- **Job**:
Repeat all the material exactly; pictures stay out of your copy.
** Begin Records shown **
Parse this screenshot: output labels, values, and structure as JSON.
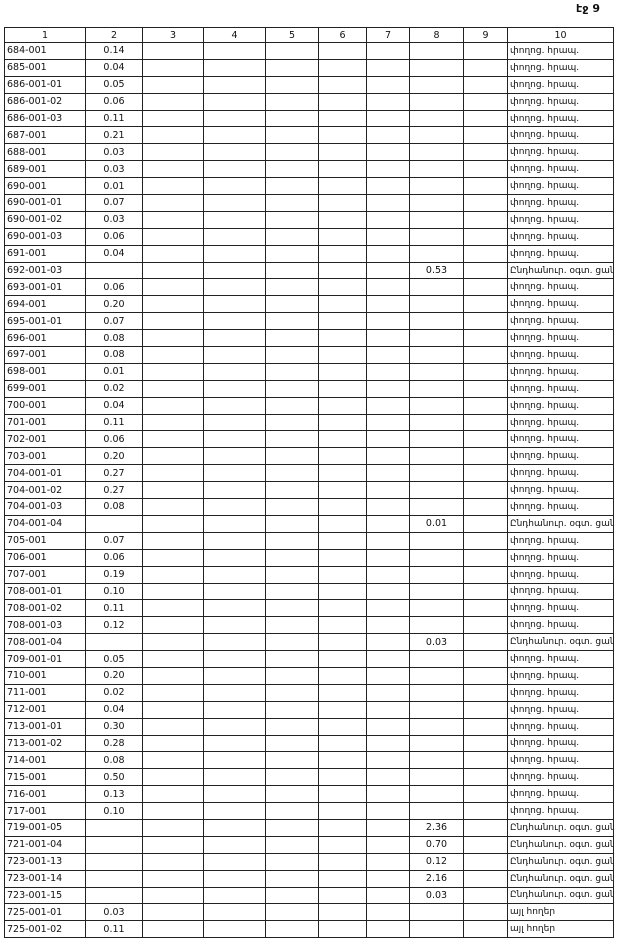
{
  "page_number": "էջ 9",
  "table": {
    "headers": [
      "1",
      "2",
      "3",
      "4",
      "5",
      "6",
      "7",
      "8",
      "9",
      "10"
    ],
    "rows": [
      {
        "id": "684-001",
        "col2": "0.14",
        "col10": "փողոց. հրապ."
      },
      {
        "id": "685-001",
        "col2": "0.04",
        "col10": "փողոց. հրապ."
      },
      {
        "id": "686-001-01",
        "col2": "0.05",
        "col10": "փողոց. հրապ."
      },
      {
        "id": "686-001-02",
        "col2": "0.06",
        "col10": "փողոց. հրապ."
      },
      {
        "id": "686-001-03",
        "col2": "0.11",
        "col10": "փողոց. հրապ."
      },
      {
        "id": "687-001",
        "col2": "0.21",
        "col10": "փողոց. հրապ."
      },
      {
        "id": "688-001",
        "col2": "0.03",
        "col10": "փողոց. հրապ."
      },
      {
        "id": "689-001",
        "col2": "0.03",
        "col10": "փողոց. հրապ."
      },
      {
        "id": "690-001",
        "col2": "0.01",
        "col10": "փողոց. հրապ."
      },
      {
        "id": "690-001-01",
        "col2": "0.07",
        "col10": "փողոց. հրապ."
      },
      {
        "id": "690-001-02",
        "col2": "0.03",
        "col10": "փողոց. հրապ."
      },
      {
        "id": "690-001-03",
        "col2": "0.06",
        "col10": "փողոց. հրապ."
      },
      {
        "id": "691-001",
        "col2": "0.04",
        "col10": "փողոց. հրապ."
      },
      {
        "id": "692-001-03",
        "col8": "0.53",
        "col10": "Ընդհանուր. օգտ. ցան"
      },
      {
        "id": "693-001-01",
        "col2": "0.06",
        "col10": "փողոց. հրապ."
      },
      {
        "id": "694-001",
        "col2": "0.20",
        "col10": "փողոց. հրապ."
      },
      {
        "id": "695-001-01",
        "col2": "0.07",
        "col10": "փողոց. հրապ."
      },
      {
        "id": "696-001",
        "col2": "0.08",
        "col10": "փողոց. հրապ."
      },
      {
        "id": "697-001",
        "col2": "0.08",
        "col10": "փողոց. հրապ."
      },
      {
        "id": "698-001",
        "col2": "0.01",
        "col10": "փողոց. հրապ."
      },
      {
        "id": "699-001",
        "col2": "0.02",
        "col10": "փողոց. հրապ."
      },
      {
        "id": "700-001",
        "col2": "0.04",
        "col10": "փողոց. հրապ."
      },
      {
        "id": "701-001",
        "col2": "0.11",
        "col10": "փողոց. հրապ."
      },
      {
        "id": "702-001",
        "col2": "0.06",
        "col10": "փողոց. հրապ."
      },
      {
        "id": "703-001",
        "col2": "0.20",
        "col10": "փողոց. հրապ."
      },
      {
        "id": "704-001-01",
        "col2": "0.27",
        "col10": "փողոց. հրապ."
      },
      {
        "id": "704-001-02",
        "col2": "0.27",
        "col10": "փողոց. հրապ."
      },
      {
        "id": "704-001-03",
        "col2": "0.08",
        "col10": "փողոց. հրապ."
      },
      {
        "id": "704-001-04",
        "col8": "0.01",
        "col10": "Ընդհանուր. օգտ. ցան"
      },
      {
        "id": "705-001",
        "col2": "0.07",
        "col10": "փողոց. հրապ."
      },
      {
        "id": "706-001",
        "col2": "0.06",
        "col10": "փողոց. հրապ."
      },
      {
        "id": "707-001",
        "col2": "0.19",
        "col10": "փողոց. հրապ."
      },
      {
        "id": "708-001-01",
        "col2": "0.10",
        "col10": "փողոց. հրապ."
      },
      {
        "id": "708-001-02",
        "col2": "0.11",
        "col10": "փողոց. հրապ."
      },
      {
        "id": "708-001-03",
        "col2": "0.12",
        "col10": "փողոց. հրապ."
      },
      {
        "id": "708-001-04",
        "col8": "0.03",
        "col10": "Ընդհանուր. օգտ. ցան"
      },
      {
        "id": "709-001-01",
        "col2": "0.05",
        "col10": "փողոց. հրապ."
      },
      {
        "id": "710-001",
        "col2": "0.20",
        "col10": "փողոց. հրապ."
      },
      {
        "id": "711-001",
        "col2": "0.02",
        "col10": "փողոց. հրապ."
      },
      {
        "id": "712-001",
        "col2": "0.04",
        "col10": "փողոց. հրապ."
      },
      {
        "id": "713-001-01",
        "col2": "0.30",
        "col10": "փողոց. հրապ."
      },
      {
        "id": "713-001-02",
        "col2": "0.28",
        "col10": "փողոց. հրապ."
      },
      {
        "id": "714-001",
        "col2": "0.08",
        "col10": "փողոց. հրապ."
      },
      {
        "id": "715-001",
        "col2": "0.50",
        "col10": "փողոց. հրապ."
      },
      {
        "id": "716-001",
        "col2": "0.13",
        "col10": "փողոց. հրապ."
      },
      {
        "id": "717-001",
        "col2": "0.10",
        "col10": "փողոց. հրապ."
      },
      {
        "id": "719-001-05",
        "col8": "2.36",
        "col10": "Ընդհանուր. օգտ. ցան"
      },
      {
        "id": "721-001-04",
        "col8": "0.70",
        "col10": "Ընդհանուր. օգտ. ցան"
      },
      {
        "id": "723-001-13",
        "col8": "0.12",
        "col10": "Ընդհանուր. օգտ. ցան"
      },
      {
        "id": "723-001-14",
        "col8": "2.16",
        "col10": "Ընդհանուր. օգտ. ցան"
      },
      {
        "id": "723-001-15",
        "col8": "0.03",
        "col10": "Ընդհանուր. օգտ. ցան"
      },
      {
        "id": "725-001-01",
        "col2": "0.03",
        "col10": "այլ հողեր"
      },
      {
        "id": "725-001-02",
        "col2": "0.11",
        "col10": "այլ հողեր"
      }
    ]
  }
}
** End Records shown **
- **Solution to this exercise**:
Parse this screenshot: output labels, values, and structure as JSON.
{
  "page_number": "էջ 9",
  "table": {
    "headers": [
      "1",
      "2",
      "3",
      "4",
      "5",
      "6",
      "7",
      "8",
      "9",
      "10"
    ],
    "rows": [
      {
        "id": "684-001",
        "col2": "0.14",
        "col10": "փողոց. հրապ."
      },
      {
        "id": "685-001",
        "col2": "0.04",
        "col10": "փողոց. հրապ."
      },
      {
        "id": "686-001-01",
        "col2": "0.05",
        "col10": "փողոց. հրապ."
      },
      {
        "id": "686-001-02",
        "col2": "0.06",
        "col10": "փողոց. հրապ."
      },
      {
        "id": "686-001-03",
        "col2": "0.11",
        "col10": "փողոց. հրապ."
      },
      {
        "id": "687-001",
        "col2": "0.21",
        "col10": "փողոց. հրապ."
      },
      {
        "id": "688-001",
        "col2": "0.03",
        "col10": "փողոց. հրապ."
      },
      {
        "id": "689-001",
        "col2": "0.03",
        "col10": "փողոց. հրապ."
      },
      {
        "id": "690-001",
        "col2": "0.01",
        "col10": "փողոց. հրապ."
      },
      {
        "id": "690-001-01",
        "col2": "0.07",
        "col10": "փողոց. հրապ."
      },
      {
        "id": "690-001-02",
        "col2": "0.03",
        "col10": "փողոց. հրապ."
      },
      {
        "id": "690-001-03",
        "col2": "0.06",
        "col10": "փողոց. հրապ."
      },
      {
        "id": "691-001",
        "col2": "0.04",
        "col10": "փողոց. հրապ."
      },
      {
        "id": "692-001-03",
        "col8": "0.53",
        "col10": "Ընդհանուր. օգտ. ցան"
      },
      {
        "id": "693-001-01",
        "col2": "0.06",
        "col10": "փողոց. հրապ."
      },
      {
        "id": "694-001",
        "col2": "0.20",
        "col10": "փողոց. հրապ."
      },
      {
        "id": "695-001-01",
        "col2": "0.07",
        "col10": "փողոց. հրապ."
      },
      {
        "id": "696-001",
        "col2": "0.08",
        "col10": "փողոց. հրապ."
      },
      {
        "id": "697-001",
        "col2": "0.08",
        "col10": "փողոց. հրապ."
      },
      {
        "id": "698-001",
        "col2": "0.01",
        "col10": "փողոց. հրապ."
      },
      {
        "id": "699-001",
        "col2": "0.02",
        "col10": "փողոց. հրապ."
      },
      {
        "id": "700-001",
        "col2": "0.04",
        "col10": "փողոց. հրապ."
      },
      {
        "id": "701-001",
        "col2": "0.11",
        "col10": "փողոց. հրապ."
      },
      {
        "id": "702-001",
        "col2": "0.06",
        "col10": "փողոց. հրապ."
      },
      {
        "id": "703-001",
        "col2": "0.20",
        "col10": "փողոց. հրապ."
      },
      {
        "id": "704-001-01",
        "col2": "0.27",
        "col10": "փողոց. հրապ."
      },
      {
        "id": "704-001-02",
        "col2": "0.27",
        "col10": "փողոց. հրապ."
      },
      {
        "id": "704-001-03",
        "col2": "0.08",
        "col10": "փողոց. հրապ."
      },
      {
        "id": "704-001-04",
        "col8": "0.01",
        "col10": "Ընդհանուր. օգտ. ցան"
      },
      {
        "id": "705-001",
        "col2": "0.07",
        "col10": "փողոց. հրապ."
      },
      {
        "id": "706-001",
        "col2": "0.06",
        "col10": "փողոց. հրապ."
      },
      {
        "id": "707-001",
        "col2": "0.19",
        "col10": "փողոց. հրապ."
      },
      {
        "id": "708-001-01",
        "col2": "0.10",
        "col10": "փողոց. հրապ."
      },
      {
        "id": "708-001-02",
        "col2": "0.11",
        "col10": "փողոց. հրապ."
      },
      {
        "id": "708-001-03",
        "col2": "0.12",
        "col10": "փողոց. հրապ."
      },
      {
        "id": "708-001-04",
        "col8": "0.03",
        "col10": "Ընդհանուր. օգտ. ցան"
      },
      {
        "id": "709-001-01",
        "col2": "0.05",
        "col10": "փողոց. հրապ."
      },
      {
        "id": "710-001",
        "col2": "0.20",
        "col10": "փողոց. հրապ."
      },
      {
        "id": "711-001",
        "col2": "0.02",
        "col10": "փողոց. հրապ."
      },
      {
        "id": "712-001",
        "col2": "0.04",
        "col10": "փողոց. հրապ."
      },
      {
        "id": "713-001-01",
        "col2": "0.30",
        "col10": "փողոց. հրապ."
      },
      {
        "id": "713-001-02",
        "col2": "0.28",
        "col10": "փողոց. հրապ."
      },
      {
        "id": "714-001",
        "col2": "0.08",
        "col10": "փողոց. հրապ."
      },
      {
        "id": "715-001",
        "col2": "0.50",
        "col10": "փողոց. հրապ."
      },
      {
        "id": "716-001",
        "col2": "0.13",
        "col10": "փողոց. հրապ."
      },
      {
        "id": "717-001",
        "col2": "0.10",
        "col10": "փողոց. հրապ."
      },
      {
        "id": "719-001-05",
        "col8": "2.36",
        "col10": "Ընդհանուր. օգտ. ցան"
      },
      {
        "id": "721-001-04",
        "col8": "0.70",
        "col10": "Ընդհանուր. օգտ. ցան"
      },
      {
        "id": "723-001-13",
        "col8": "0.12",
        "col10": "Ընդհանուր. օգտ. ցան"
      },
      {
        "id": "723-001-14",
        "col8": "2.16",
        "col10": "Ընդհանուր. օգտ. ցան"
      },
      {
        "id": "723-001-15",
        "col8": "0.03",
        "col10": "Ընդհանուր. օգտ. ցան"
      },
      {
        "id": "725-001-01",
        "col2": "0.03",
        "col10": "այլ հողեր"
      },
      {
        "id": "725-001-02",
        "col2": "0.11",
        "col10": "այլ հողեր"
      }
    ]
  }
}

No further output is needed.